_Work to do_:
Write out all of the lines below, exactly and completely.

┏━━

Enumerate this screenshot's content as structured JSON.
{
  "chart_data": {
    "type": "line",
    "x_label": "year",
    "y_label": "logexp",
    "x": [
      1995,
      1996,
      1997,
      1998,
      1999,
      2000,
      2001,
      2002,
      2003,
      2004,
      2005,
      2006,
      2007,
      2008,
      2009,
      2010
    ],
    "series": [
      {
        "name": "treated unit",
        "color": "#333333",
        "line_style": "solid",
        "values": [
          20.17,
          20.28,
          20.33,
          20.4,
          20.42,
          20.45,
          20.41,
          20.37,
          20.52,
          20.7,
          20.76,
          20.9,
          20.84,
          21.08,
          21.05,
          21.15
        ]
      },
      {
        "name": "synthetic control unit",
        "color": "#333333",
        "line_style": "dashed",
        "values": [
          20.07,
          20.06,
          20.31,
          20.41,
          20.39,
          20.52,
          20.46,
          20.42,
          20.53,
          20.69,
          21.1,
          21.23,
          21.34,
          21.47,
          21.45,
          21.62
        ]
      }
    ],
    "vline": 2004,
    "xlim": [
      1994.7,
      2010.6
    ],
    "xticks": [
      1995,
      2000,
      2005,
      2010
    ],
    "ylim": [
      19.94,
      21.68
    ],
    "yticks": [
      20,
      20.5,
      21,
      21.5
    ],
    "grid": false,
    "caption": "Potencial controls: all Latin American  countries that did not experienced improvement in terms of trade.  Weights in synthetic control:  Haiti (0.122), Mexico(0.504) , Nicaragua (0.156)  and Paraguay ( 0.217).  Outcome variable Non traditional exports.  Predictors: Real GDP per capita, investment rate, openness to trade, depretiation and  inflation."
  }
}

┗━━

_Task response_:
Enumerate this screenshot's content as structured JSON.
{
  "chart_data": {
    "type": "line",
    "x_label": "year",
    "y_label": "logexp",
    "x": [
      1995,
      1996,
      1997,
      1998,
      1999,
      2000,
      2001,
      2002,
      2003,
      2004,
      2005,
      2006,
      2007,
      2008,
      2009,
      2010
    ],
    "series": [
      {
        "name": "treated unit",
        "color": "#333333",
        "line_style": "solid",
        "values": [
          20.17,
          20.28,
          20.33,
          20.4,
          20.42,
          20.45,
          20.41,
          20.37,
          20.52,
          20.7,
          20.76,
          20.9,
          20.84,
          21.08,
          21.05,
          21.15
        ]
      },
      {
        "name": "synthetic control unit",
        "color": "#333333",
        "line_style": "dashed",
        "values": [
          20.07,
          20.06,
          20.31,
          20.41,
          20.39,
          20.52,
          20.46,
          20.42,
          20.53,
          20.69,
          21.1,
          21.23,
          21.34,
          21.47,
          21.45,
          21.62
        ]
      }
    ],
    "vline": 2004,
    "xlim": [
      1994.7,
      2010.6
    ],
    "xticks": [
      1995,
      2000,
      2005,
      2010
    ],
    "ylim": [
      19.94,
      21.68
    ],
    "yticks": [
      20,
      20.5,
      21,
      21.5
    ],
    "grid": false,
    "caption": "Potencial controls: all Latin American  countries that did not experienced improvement in terms of trade.  Weights in synthetic control:  Haiti (0.122), Mexico(0.504) , Nicaragua (0.156)  and Paraguay ( 0.217).  Outcome variable Non traditional exports.  Predictors: Real GDP per capita, investment rate, openness to trade, depretiation and  inflation."
  }
}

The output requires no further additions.